[AIM OF THE EXERCISE]
Provide an exact transcription of all the records.

——————————

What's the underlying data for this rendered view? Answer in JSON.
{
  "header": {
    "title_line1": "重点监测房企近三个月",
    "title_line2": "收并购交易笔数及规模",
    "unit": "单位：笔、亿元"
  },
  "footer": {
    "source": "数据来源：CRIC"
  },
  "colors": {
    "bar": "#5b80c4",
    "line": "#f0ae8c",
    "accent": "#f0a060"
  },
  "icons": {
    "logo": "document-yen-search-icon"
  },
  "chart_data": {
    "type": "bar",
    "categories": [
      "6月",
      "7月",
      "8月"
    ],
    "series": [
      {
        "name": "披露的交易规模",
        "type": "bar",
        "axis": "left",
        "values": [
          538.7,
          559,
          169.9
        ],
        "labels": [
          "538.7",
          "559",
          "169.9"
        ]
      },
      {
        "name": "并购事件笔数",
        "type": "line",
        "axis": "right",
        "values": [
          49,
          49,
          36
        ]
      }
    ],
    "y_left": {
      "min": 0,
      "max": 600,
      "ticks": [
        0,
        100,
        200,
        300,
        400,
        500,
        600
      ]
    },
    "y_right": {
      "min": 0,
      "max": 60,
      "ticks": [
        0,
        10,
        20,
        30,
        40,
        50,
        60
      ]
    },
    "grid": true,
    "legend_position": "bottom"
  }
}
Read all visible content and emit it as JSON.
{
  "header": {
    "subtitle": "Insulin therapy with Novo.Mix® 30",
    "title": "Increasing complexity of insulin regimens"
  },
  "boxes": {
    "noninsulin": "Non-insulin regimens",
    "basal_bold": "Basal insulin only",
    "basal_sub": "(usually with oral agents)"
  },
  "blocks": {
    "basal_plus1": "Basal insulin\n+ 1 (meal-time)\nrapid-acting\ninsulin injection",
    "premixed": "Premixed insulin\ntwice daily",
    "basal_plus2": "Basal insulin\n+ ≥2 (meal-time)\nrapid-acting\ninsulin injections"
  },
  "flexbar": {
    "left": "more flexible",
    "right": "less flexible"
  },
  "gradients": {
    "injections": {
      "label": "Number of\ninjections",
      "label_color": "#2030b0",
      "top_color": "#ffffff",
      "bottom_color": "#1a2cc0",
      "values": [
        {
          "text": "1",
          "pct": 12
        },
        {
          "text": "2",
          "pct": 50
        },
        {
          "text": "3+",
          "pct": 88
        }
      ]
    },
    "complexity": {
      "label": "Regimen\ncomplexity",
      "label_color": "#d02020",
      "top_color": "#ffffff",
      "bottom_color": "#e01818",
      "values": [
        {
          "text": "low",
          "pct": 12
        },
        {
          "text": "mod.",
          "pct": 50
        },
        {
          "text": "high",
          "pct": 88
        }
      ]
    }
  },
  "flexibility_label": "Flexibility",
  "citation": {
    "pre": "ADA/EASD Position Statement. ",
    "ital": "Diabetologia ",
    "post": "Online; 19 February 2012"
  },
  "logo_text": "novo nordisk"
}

——————————

[RESPONSE TO THIS EXERCISE]
What's the underlying data for this rendered view? Answer in JSON.
{
  "header": {
    "title_line1": "重点监测房企近三个月",
    "title_line2": "收并购交易笔数及规模",
    "unit": "单位：笔、亿元"
  },
  "footer": {
    "source": "数据来源：CRIC"
  },
  "colors": {
    "bar": "#5b80c4",
    "line": "#f0ae8c",
    "accent": "#f0a060"
  },
  "icons": {
    "logo": "document-yen-search-icon"
  },
  "chart_data": {
    "type": "bar",
    "categories": [
      "6月",
      "7月",
      "8月"
    ],
    "series": [
      {
        "name": "披露的交易规模",
        "type": "bar",
        "axis": "left",
        "values": [
          538.7,
          559,
          169.9
        ],
        "labels": [
          "538.7",
          "559",
          "169.9"
        ]
      },
      {
        "name": "并购事件笔数",
        "type": "line",
        "axis": "right",
        "values": [
          49,
          49,
          36
        ]
      }
    ],
    "y_left": {
      "min": 0,
      "max": 600,
      "ticks": [
        0,
        100,
        200,
        300,
        400,
        500,
        600
      ]
    },
    "y_right": {
      "min": 0,
      "max": 60,
      "ticks": [
        0,
        10,
        20,
        30,
        40,
        50,
        60
      ]
    },
    "grid": true,
    "legend_position": "bottom"
  }
}
Read all visible content and emit it as JSON.
{
  "header": {
    "subtitle": "Insulin therapy with Novo.Mix® 30",
    "title": "Increasing complexity of insulin regimens"
  },
  "boxes": {
    "noninsulin": "Non-insulin regimens",
    "basal_bold": "Basal insulin only",
    "basal_sub": "(usually with oral agents)"
  },
  "blocks": {
    "basal_plus1": "Basal insulin\n+ 1 (meal-time)\nrapid-acting\ninsulin injection",
    "premixed": "Premixed insulin\ntwice daily",
    "basal_plus2": "Basal insulin\n+ ≥2 (meal-time)\nrapid-acting\ninsulin injections"
  },
  "flexbar": {
    "left": "more flexible",
    "right": "less flexible"
  },
  "gradients": {
    "injections": {
      "label": "Number of\ninjections",
      "label_color": "#2030b0",
      "top_color": "#ffffff",
      "bottom_color": "#1a2cc0",
      "values": [
        {
          "text": "1",
          "pct": 12
        },
        {
          "text": "2",
          "pct": 50
        },
        {
          "text": "3+",
          "pct": 88
        }
      ]
    },
    "complexity": {
      "label": "Regimen\ncomplexity",
      "label_color": "#d02020",
      "top_color": "#ffffff",
      "bottom_color": "#e01818",
      "values": [
        {
          "text": "low",
          "pct": 12
        },
        {
          "text": "mod.",
          "pct": 50
        },
        {
          "text": "high",
          "pct": 88
        }
      ]
    }
  },
  "flexibility_label": "Flexibility",
  "citation": {
    "pre": "ADA/EASD Position Statement. ",
    "ital": "Diabetologia ",
    "post": "Online; 19 February 2012"
  },
  "logo_text": "novo nordisk"
}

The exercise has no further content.